Set each entry down verbatim, omitting images.

■ ■ ■ ■ ■ ■ ■

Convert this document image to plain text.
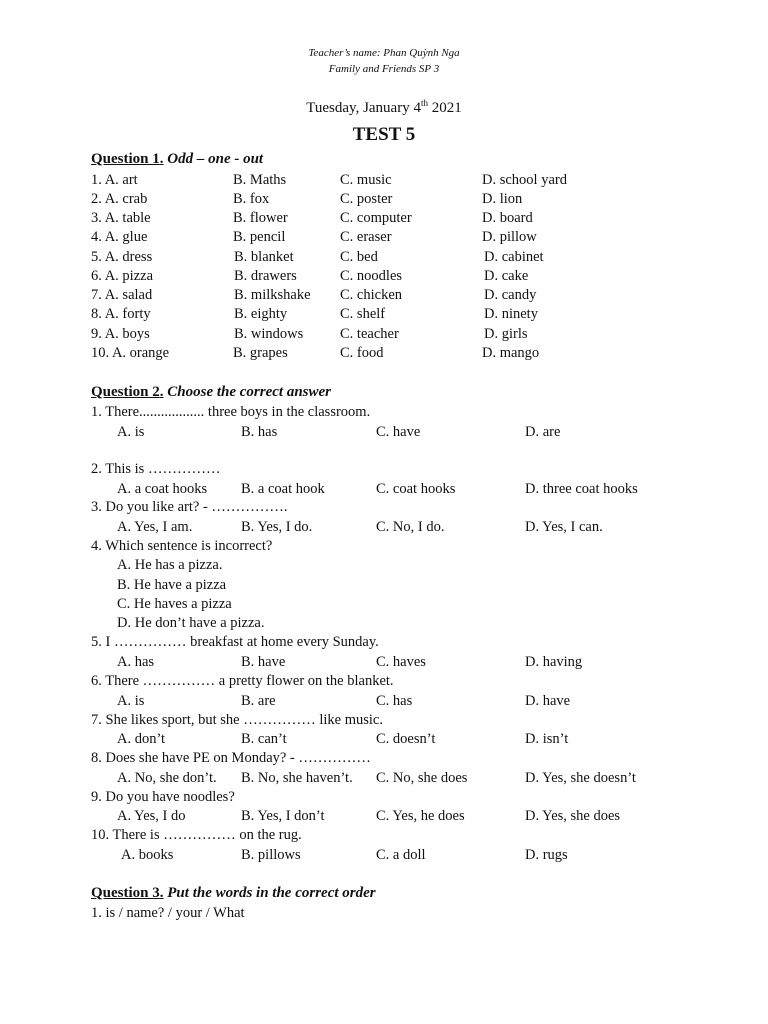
Teacher’s name: Phan Quỳnh Nga
Family and Friends SP 3
Tuesday, January 4th 2021
TEST 5
Question 1. Odd – one - out
1. A. art	B. Maths	C. music	D. school yard
2. A. crab	B. fox	C. poster	D. lion
3. A. table	B. flower	C. computer	D. board
4. A. glue	B. pencil	C. eraser	D. pillow
5. A. dress	B. blanket	C. bed	D. cabinet
6. A. pizza	B. drawers	C. noodles	D. cake
7. A. salad	B. milkshake C. chicken	D. candy
8. A. forty	B. eighty	C. shelf	D. ninety
9. A. boys	B. windows	C. teacher	D. girls
10. A. orange	B. grapes	C. food	D. mango
Question 2. Choose the correct answer
1. There.................. three boys in the classroom.
A. is	B. has	C. have	D. are
2. This is ……………
A. a coat hooks B. a coat hook	C. coat hooks	D. three coat hooks
3. Do you like art? - …………….
A. Yes, I am.	B. Yes, I do.	C. No, I do.	D. Yes, I can.
4. Which sentence is incorrect?
A. He has a pizza.
B. He have a pizza
C. He haves a pizza
D. He don’t have a pizza.
5. I …………… breakfast at home every Sunday.
A. has	B. have	C. haves	D. having
6. There …………… a pretty flower on the blanket.
A. is	B. are	C. has	D. have
7. She likes sport, but she …………… like music.
A. don’t	B. can’t	C. doesn’t	D. isn’t
8. Does she have PE on Monday? - ……………
A. No, she don’t. B. No, she haven’t. C. No, she does	D. Yes, she doesn’t
9. Do you have noodles?
A. Yes, I do	B. Yes, I don’t	C. Yes, he does	D. Yes, she does
10. There is …………… on the rug.
A. books	B. pillows	C. a doll	D. rugs
Question 3. Put the words in the correct order
1. is / name? / your / What
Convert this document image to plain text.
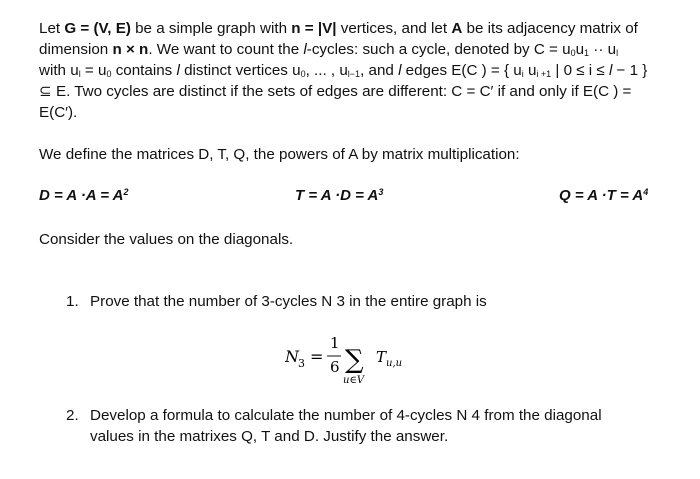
Let G = (V, E) be a simple graph with n = |V| vertices, and let A be its adjacency matrix of
dimension n × n. We want to count the l-cycles: such a cycle, denoted by $C = u_0u_1 \cdot\cdot u_l$
with $u_l = u_0$ contains l distinct vertices $u_0$, ... , $u_{l-1}$, and l edges E(C ) = { $u_i$ $u_{i +1}$ | 0 ≤ i ≤ l − 1 }
⊆ E. Two cycles are distinct if the sets of edges are different: C = C′ if and only if E(C ) =
E(C′).
We define the matrices D, T, Q, the powers of A by matrix multiplication:
$D = A \cdot A = A^2$	$T = A \cdot D = A^3$	$Q = A \cdot T = A^4$
Consider the values on the diagonals.
1. Prove that the number of 3-cycles N 3 in the entire graph is
N 3 =
1
6 ∑
u∈V
T u,u
2. Develop a formula to calculate the number of 4-cycles N 4 from the diagonal
values in the matrixes Q, T and D. Justify the answer.
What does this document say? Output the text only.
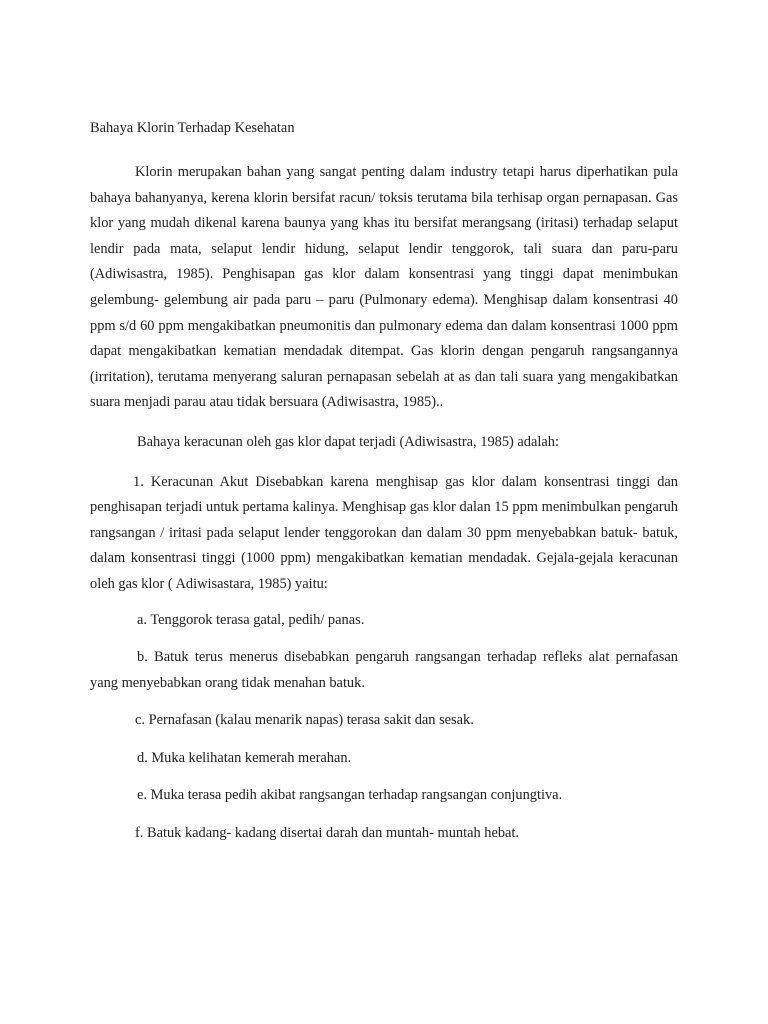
Bahaya Klorin Terhadap Kesehatan

Klorin merupakan bahan yang sangat penting dalam industry tetapi harus diperhatikan pula bahaya bahanyanya, kerena klorin bersifat racun/ toksis terutama bila terhisap organ pernapasan. Gas klor yang mudah dikenal karena baunya yang khas itu bersifat merangsang (iritasi) terhadap selaput lendir pada mata, selaput lendir hidung, selaput lendir tenggorok, tali suara dan paru-paru (Adiwisastra, 1985). Penghisapan gas klor dalam konsentrasi yang tinggi dapat menimbukan gelembung- gelembung air pada paru – paru (Pulmonary edema). Menghisap dalam konsentrasi 40 ppm s/d 60 ppm mengakibatkan pneumonitis dan pulmonary edema dan dalam konsentrasi 1000 ppm dapat mengakibatkan kematian mendadak ditempat. Gas klorin dengan pengaruh rangsangannya (irritation), terutama menyerang saluran pernapasan sebelah at as dan tali suara yang mengakibatkan suara menjadi parau atau tidak bersuara (Adiwisastra, 1985)..

Bahaya keracunan oleh gas klor dapat terjadi (Adiwisastra, 1985) adalah:

1. Keracunan Akut Disebabkan karena menghisap gas klor dalam konsentrasi tinggi dan penghisapan terjadi untuk pertama kalinya. Menghisap gas klor dalan 15 ppm menimbulkan pengaruh rangsangan / iritasi pada selaput lender tenggorokan dan dalam 30 ppm menyebabkan batuk- batuk, dalam konsentrasi tinggi (1000 ppm) mengakibatkan kematian mendadak. Gejala-gejala keracunan oleh gas klor ( Adiwisastara, 1985) yaitu:

a. Tenggorok terasa gatal, pedih/ panas.

b. Batuk terus menerus disebabkan pengaruh rangsangan terhadap refleks alat pernafasan yang menyebabkan orang tidak menahan batuk.

c. Pernafasan (kalau menarik napas) terasa sakit dan sesak.

d. Muka kelihatan kemerah merahan.

e. Muka terasa pedih akibat rangsangan terhadap rangsangan conjungtiva.

f. Batuk kadang- kadang disertai darah dan muntah- muntah hebat.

■ ■ ■ ■ ■ ■ ■

**Response to the exercise:**
Convert this document image to plain text.
Teacher’s name: Phan Quỳnh Nga
Family and Friends SP 3
Tuesday, January 4th 2021
TEST 5
Question 1. Odd – one - out
1. A. art	B. Maths	C. music	D. school yard
2. A. crab	B. fox	C. poster	D. lion
3. A. table	B. flower	C. computer	D. board
4. A. glue	B. pencil	C. eraser	D. pillow
5. A. dress	B. blanket	C. bed	D. cabinet
6. A. pizza	B. drawers	C. noodles	D. cake
7. A. salad	B. milkshake C. chicken	D. candy
8. A. forty	B. eighty	C. shelf	D. ninety
9. A. boys	B. windows	C. teacher	D. girls
10. A. orange	B. grapes	C. food	D. mango
Question 2. Choose the correct answer
1. There.................. three boys in the classroom.
A. is	B. has	C. have	D. are
2. This is ……………
A. a coat hooks B. a coat hook	C. coat hooks	D. three coat hooks
3. Do you like art? - …………….
A. Yes, I am.	B. Yes, I do.	C. No, I do.	D. Yes, I can.
4. Which sentence is incorrect?
A. He has a pizza.
B. He have a pizza
C. He haves a pizza
D. He don’t have a pizza.
5. I …………… breakfast at home every Sunday.
A. has	B. have	C. haves	D. having
6. There …………… a pretty flower on the blanket.
A. is	B. are	C. has	D. have
7. She likes sport, but she …………… like music.
A. don’t	B. can’t	C. doesn’t	D. isn’t
8. Does she have PE on Monday? - ……………
A. No, she don’t. B. No, she haven’t. C. No, she does	D. Yes, she doesn’t
9. Do you have noodles?
A. Yes, I do	B. Yes, I don’t	C. Yes, he does	D. Yes, she does
10. There is …………… on the rug.
A. books	B. pillows	C. a doll	D. rugs
Question 3. Put the words in the correct order
1. is / name? / your / What
Convert this document image to plain text.
Let G = (V, E) be a simple graph with n = |V| vertices, and let A be its adjacency matrix of
dimension n × n. We want to count the l-cycles: such a cycle, denoted by $C = u_0u_1 \cdot\cdot u_l$
with $u_l = u_0$ contains l distinct vertices $u_0$, ... , $u_{l-1}$, and l edges E(C ) = { $u_i$ $u_{i +1}$ | 0 ≤ i ≤ l − 1 }
⊆ E. Two cycles are distinct if the sets of edges are different: C = C′ if and only if E(C ) =
E(C′).
We define the matrices D, T, Q, the powers of A by matrix multiplication:
$D = A \cdot A = A^2$	$T = A \cdot D = A^3$	$Q = A \cdot T = A^4$
Consider the values on the diagonals.
1. Prove that the number of 3-cycles N 3 in the entire graph is
N 3 =
1
6 ∑
u∈V
T u,u
2. Develop a formula to calculate the number of 4-cycles N 4 from the diagonal
values in the matrixes Q, T and D. Justify the answer.
What does this document say? Output the text only.
Bahaya Klorin Terhadap Kesehatan

Klorin merupakan bahan yang sangat penting dalam industry tetapi harus diperhatikan pula bahaya bahanyanya, kerena klorin bersifat racun/ toksis terutama bila terhisap organ pernapasan. Gas klor yang mudah dikenal karena baunya yang khas itu bersifat merangsang (iritasi) terhadap selaput lendir pada mata, selaput lendir hidung, selaput lendir tenggorok, tali suara dan paru-paru (Adiwisastra, 1985). Penghisapan gas klor dalam konsentrasi yang tinggi dapat menimbukan gelembung- gelembung air pada paru – paru (Pulmonary edema). Menghisap dalam konsentrasi 40 ppm s/d 60 ppm mengakibatkan pneumonitis dan pulmonary edema dan dalam konsentrasi 1000 ppm dapat mengakibatkan kematian mendadak ditempat. Gas klorin dengan pengaruh rangsangannya (irritation), terutama menyerang saluran pernapasan sebelah at as dan tali suara yang mengakibatkan suara menjadi parau atau tidak bersuara (Adiwisastra, 1985)..

Bahaya keracunan oleh gas klor dapat terjadi (Adiwisastra, 1985) adalah:

1. Keracunan Akut Disebabkan karena menghisap gas klor dalam konsentrasi tinggi dan penghisapan terjadi untuk pertama kalinya. Menghisap gas klor dalan 15 ppm menimbulkan pengaruh rangsangan / iritasi pada selaput lender tenggorokan dan dalam 30 ppm menyebabkan batuk- batuk, dalam konsentrasi tinggi (1000 ppm) mengakibatkan kematian mendadak. Gejala-gejala keracunan oleh gas klor ( Adiwisastara, 1985) yaitu:

a. Tenggorok terasa gatal, pedih/ panas.

b. Batuk terus menerus disebabkan pengaruh rangsangan terhadap refleks alat pernafasan yang menyebabkan orang tidak menahan batuk.

c. Pernafasan (kalau menarik napas) terasa sakit dan sesak.

d. Muka kelihatan kemerah merahan.

e. Muka terasa pedih akibat rangsangan terhadap rangsangan conjungtiva.

f. Batuk kadang- kadang disertai darah dan muntah- muntah hebat.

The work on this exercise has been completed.